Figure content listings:

....................

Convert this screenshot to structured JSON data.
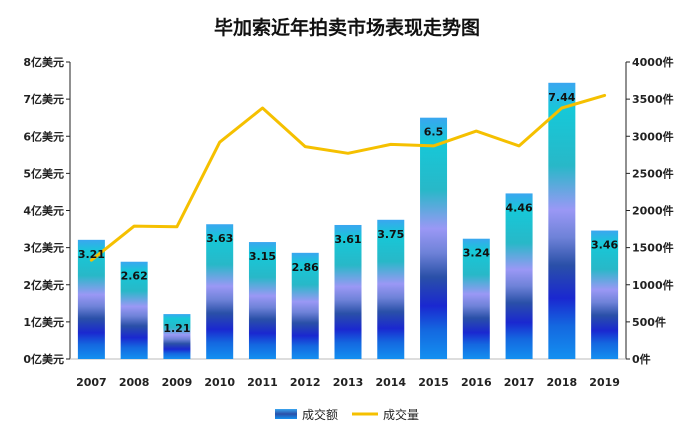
{
  "chart_data": {
    "type": "bar",
    "title": "毕加索近年拍卖市场表现走势图",
    "categories": [
      "2007",
      "2008",
      "2009",
      "2010",
      "2011",
      "2012",
      "2013",
      "2014",
      "2015",
      "2016",
      "2017",
      "2018",
      "2019"
    ],
    "series": [
      {
        "name": "成交额",
        "type": "bar",
        "axis": "left",
        "values": [
          3.21,
          2.62,
          1.21,
          3.63,
          3.15,
          2.86,
          3.61,
          3.75,
          6.5,
          3.24,
          4.46,
          7.44,
          3.46
        ],
        "data_labels": [
          "3.21",
          "2.62",
          "1.21",
          "3.63",
          "3.15",
          "2.86",
          "3.61",
          "3.75",
          "6.5",
          "3.24",
          "4.46",
          "7.44",
          "3.46"
        ],
        "color": "#1e90ff"
      },
      {
        "name": "成交量",
        "type": "line",
        "axis": "right",
        "values": [
          1330,
          1790,
          1780,
          2920,
          3380,
          2860,
          2770,
          2890,
          2870,
          3070,
          2870,
          3380,
          3550
        ],
        "color": "#f5c000"
      }
    ],
    "y_left": {
      "ylim": [
        0,
        8
      ],
      "ticks": [
        0,
        1,
        2,
        3,
        4,
        5,
        6,
        7,
        8
      ],
      "tick_labels": [
        "0亿美元",
        "1亿美元",
        "2亿美元",
        "3亿美元",
        "4亿美元",
        "5亿美元",
        "6亿美元",
        "7亿美元",
        "8亿美元"
      ]
    },
    "y_right": {
      "ylim": [
        0,
        4000
      ],
      "ticks": [
        0,
        500,
        1000,
        1500,
        2000,
        2500,
        3000,
        3500,
        4000
      ],
      "tick_labels": [
        "0件",
        "500件",
        "1000件",
        "1500件",
        "2000件",
        "2500件",
        "3000件",
        "3500件",
        "4000件"
      ]
    },
    "legend": {
      "position": "bottom",
      "items": [
        "成交额",
        "成交量"
      ]
    },
    "grid": false
  }
}
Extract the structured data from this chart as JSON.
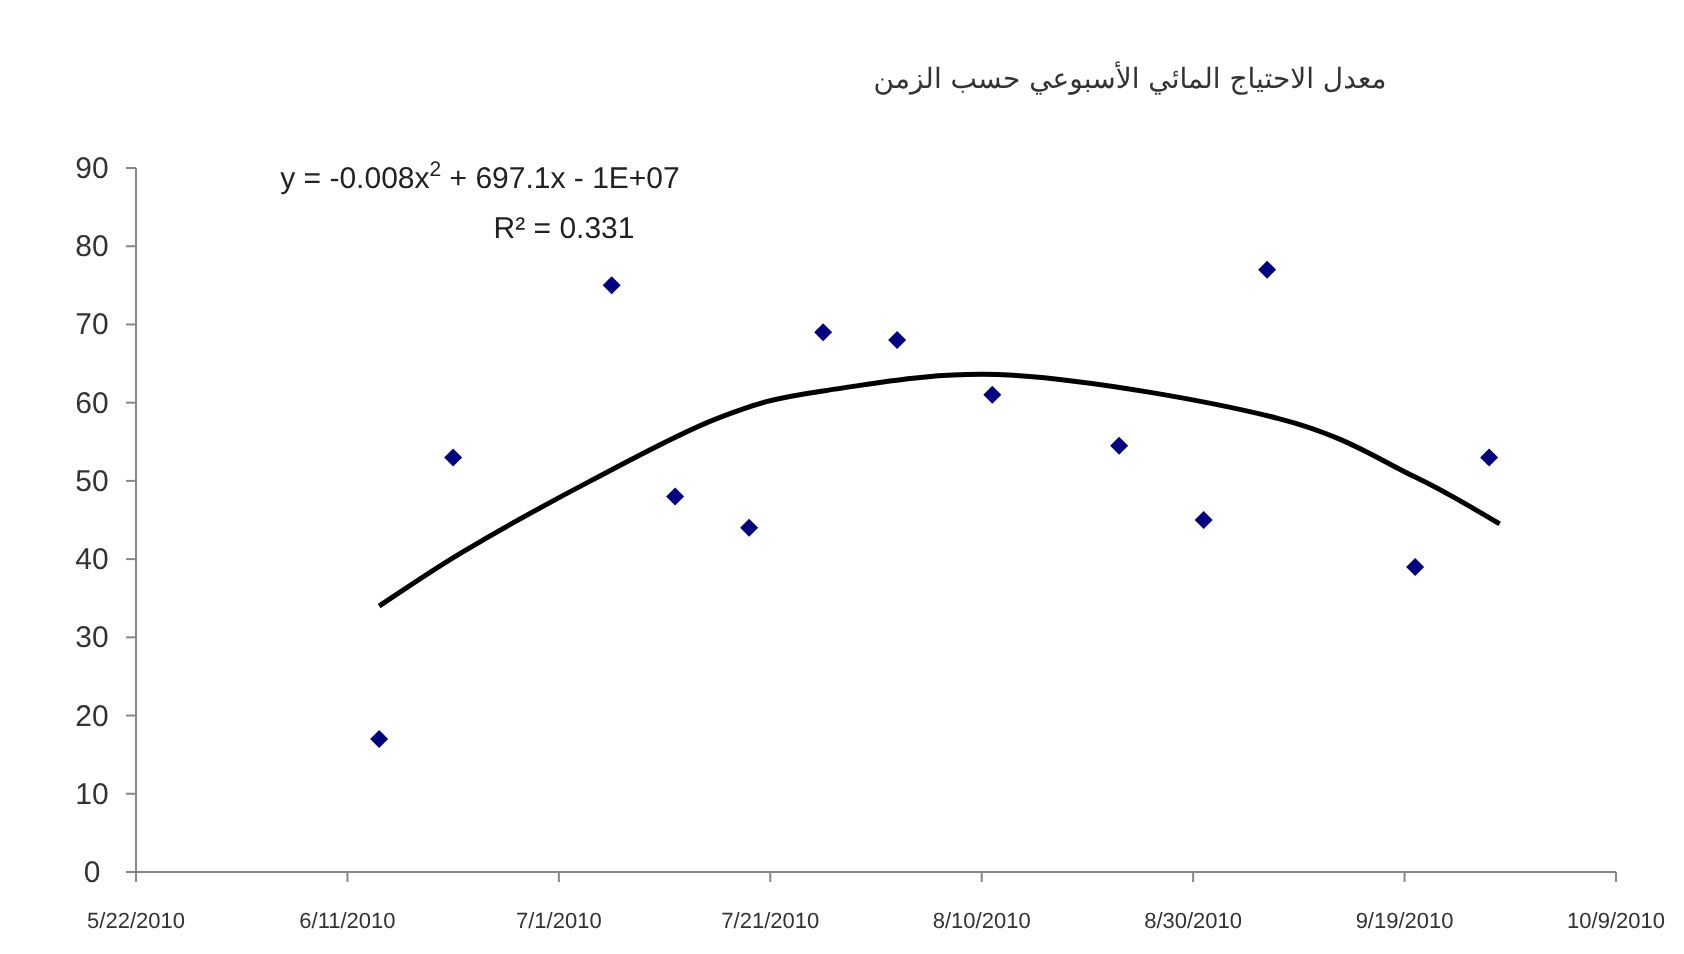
{
  "chart_data": {
    "type": "scatter",
    "title": "معدل الاحتياج المائي الأسبوعي حسب الزمن",
    "x": [
      "2010-06-14",
      "2010-06-21",
      "2010-07-06",
      "2010-07-12",
      "2010-07-19",
      "2010-07-26",
      "2010-08-02",
      "2010-08-11",
      "2010-08-23",
      "2010-08-31",
      "2010-09-06",
      "2010-09-20",
      "2010-09-27"
    ],
    "series": [
      {
        "color": "#000080",
        "marker": "diamond",
        "values": [
          17,
          53,
          75,
          48,
          44,
          69,
          68,
          61,
          54.5,
          45,
          77,
          39,
          53
        ]
      },
      {
        "type": "line",
        "color": "#000000",
        "marker": "none",
        "x": [
          "2010-06-14",
          "2010-06-22",
          "2010-07-04",
          "2010-07-16",
          "2010-07-26",
          "2010-08-13",
          "2010-09-07",
          "2010-09-20",
          "2010-09-28"
        ],
        "values": [
          34,
          41,
          50,
          58,
          61.5,
          63.5,
          58,
          50.5,
          44.5
        ]
      }
    ],
    "annotations": [
      "y = -0.008x$^{2}$ + 697.1x - 1E+07",
      "R² = 0.331"
    ],
    "xlim": [
      "2010-05-22",
      "2010-10-09"
    ],
    "xticks": [
      {
        "value": "2010-05-22",
        "label": "5/22/2010"
      },
      {
        "value": "2010-06-11",
        "label": "6/11/2010"
      },
      {
        "value": "2010-07-01",
        "label": "7/1/2010"
      },
      {
        "value": "2010-07-21",
        "label": "7/21/2010"
      },
      {
        "value": "2010-08-10",
        "label": "8/10/2010"
      },
      {
        "value": "2010-08-30",
        "label": "8/30/2010"
      },
      {
        "value": "2010-09-19",
        "label": "9/19/2010"
      },
      {
        "value": "2010-10-09",
        "label": "10/9/2010"
      }
    ],
    "ylim": [
      0,
      90
    ],
    "yticks": [
      0,
      10,
      20,
      30,
      40,
      50,
      60,
      70,
      80,
      90
    ],
    "grid": false
  }
}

....................

→ Problem: Every record above should be written out again exactly; the pictures stay out of the copy.

→ Exercise answer:
Convert this screenshot to structured JSON data.
{
  "chart_data": {
    "type": "bar",
    "title": "毕加索近年拍卖市场表现走势图",
    "categories": [
      "2007",
      "2008",
      "2009",
      "2010",
      "2011",
      "2012",
      "2013",
      "2014",
      "2015",
      "2016",
      "2017",
      "2018",
      "2019"
    ],
    "series": [
      {
        "name": "成交额",
        "type": "bar",
        "axis": "left",
        "values": [
          3.21,
          2.62,
          1.21,
          3.63,
          3.15,
          2.86,
          3.61,
          3.75,
          6.5,
          3.24,
          4.46,
          7.44,
          3.46
        ],
        "data_labels": [
          "3.21",
          "2.62",
          "1.21",
          "3.63",
          "3.15",
          "2.86",
          "3.61",
          "3.75",
          "6.5",
          "3.24",
          "4.46",
          "7.44",
          "3.46"
        ],
        "color": "#1e90ff"
      },
      {
        "name": "成交量",
        "type": "line",
        "axis": "right",
        "values": [
          1330,
          1790,
          1780,
          2920,
          3380,
          2860,
          2770,
          2890,
          2870,
          3070,
          2870,
          3380,
          3550
        ],
        "color": "#f5c000"
      }
    ],
    "y_left": {
      "ylim": [
        0,
        8
      ],
      "ticks": [
        0,
        1,
        2,
        3,
        4,
        5,
        6,
        7,
        8
      ],
      "tick_labels": [
        "0亿美元",
        "1亿美元",
        "2亿美元",
        "3亿美元",
        "4亿美元",
        "5亿美元",
        "6亿美元",
        "7亿美元",
        "8亿美元"
      ]
    },
    "y_right": {
      "ylim": [
        0,
        4000
      ],
      "ticks": [
        0,
        500,
        1000,
        1500,
        2000,
        2500,
        3000,
        3500,
        4000
      ],
      "tick_labels": [
        "0件",
        "500件",
        "1000件",
        "1500件",
        "2000件",
        "2500件",
        "3000件",
        "3500件",
        "4000件"
      ]
    },
    "legend": {
      "position": "bottom",
      "items": [
        "成交额",
        "成交量"
      ]
    },
    "grid": false
  }
}
Extract the structured data from this chart as JSON.
{
  "chart_data": {
    "type": "scatter",
    "title": "معدل الاحتياج المائي الأسبوعي حسب الزمن",
    "x": [
      "2010-06-14",
      "2010-06-21",
      "2010-07-06",
      "2010-07-12",
      "2010-07-19",
      "2010-07-26",
      "2010-08-02",
      "2010-08-11",
      "2010-08-23",
      "2010-08-31",
      "2010-09-06",
      "2010-09-20",
      "2010-09-27"
    ],
    "series": [
      {
        "color": "#000080",
        "marker": "diamond",
        "values": [
          17,
          53,
          75,
          48,
          44,
          69,
          68,
          61,
          54.5,
          45,
          77,
          39,
          53
        ]
      },
      {
        "type": "line",
        "color": "#000000",
        "marker": "none",
        "x": [
          "2010-06-14",
          "2010-06-22",
          "2010-07-04",
          "2010-07-16",
          "2010-07-26",
          "2010-08-13",
          "2010-09-07",
          "2010-09-20",
          "2010-09-28"
        ],
        "values": [
          34,
          41,
          50,
          58,
          61.5,
          63.5,
          58,
          50.5,
          44.5
        ]
      }
    ],
    "annotations": [
      "y = -0.008x$^{2}$ + 697.1x - 1E+07",
      "R² = 0.331"
    ],
    "xlim": [
      "2010-05-22",
      "2010-10-09"
    ],
    "xticks": [
      {
        "value": "2010-05-22",
        "label": "5/22/2010"
      },
      {
        "value": "2010-06-11",
        "label": "6/11/2010"
      },
      {
        "value": "2010-07-01",
        "label": "7/1/2010"
      },
      {
        "value": "2010-07-21",
        "label": "7/21/2010"
      },
      {
        "value": "2010-08-10",
        "label": "8/10/2010"
      },
      {
        "value": "2010-08-30",
        "label": "8/30/2010"
      },
      {
        "value": "2010-09-19",
        "label": "9/19/2010"
      },
      {
        "value": "2010-10-09",
        "label": "10/9/2010"
      }
    ],
    "ylim": [
      0,
      90
    ],
    "yticks": [
      0,
      10,
      20,
      30,
      40,
      50,
      60,
      70,
      80,
      90
    ],
    "grid": false
  }
}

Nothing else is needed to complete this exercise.